Challenge:
Return the count of lines that hold the string "detached", with no other words.

Records:
"""
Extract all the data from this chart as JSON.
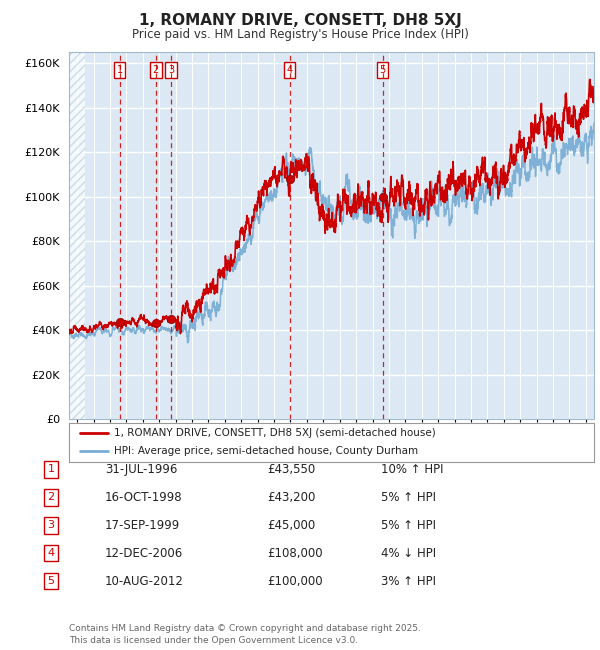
{
  "title": "1, ROMANY DRIVE, CONSETT, DH8 5XJ",
  "subtitle": "Price paid vs. HM Land Registry's House Price Index (HPI)",
  "bg_color": "#dce9f5",
  "hatch_color": "#b8cfe0",
  "red_line_color": "#cc0000",
  "blue_line_color": "#7aadd4",
  "dashed_line_color": "#cc0000",
  "ylim": [
    0,
    165000
  ],
  "yticks": [
    0,
    20000,
    40000,
    60000,
    80000,
    100000,
    120000,
    140000,
    160000
  ],
  "sale_dates_x": [
    1996.58,
    1998.79,
    1999.71,
    2006.95,
    2012.61
  ],
  "sale_prices": [
    43550,
    43200,
    45000,
    108000,
    100000
  ],
  "sale_labels": [
    "1",
    "2",
    "3",
    "4",
    "5"
  ],
  "legend_red": "1, ROMANY DRIVE, CONSETT, DH8 5XJ (semi-detached house)",
  "legend_blue": "HPI: Average price, semi-detached house, County Durham",
  "table_rows": [
    [
      "1",
      "31-JUL-1996",
      "£43,550",
      "10% ↑ HPI"
    ],
    [
      "2",
      "16-OCT-1998",
      "£43,200",
      "5% ↑ HPI"
    ],
    [
      "3",
      "17-SEP-1999",
      "£45,000",
      "5% ↑ HPI"
    ],
    [
      "4",
      "12-DEC-2006",
      "£108,000",
      "4% ↓ HPI"
    ],
    [
      "5",
      "10-AUG-2012",
      "£100,000",
      "3% ↑ HPI"
    ]
  ],
  "footnote": "Contains HM Land Registry data © Crown copyright and database right 2025.\nThis data is licensed under the Open Government Licence v3.0.",
  "xmin": 1993.5,
  "xmax": 2025.5
}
"""
Result of this exercise:
2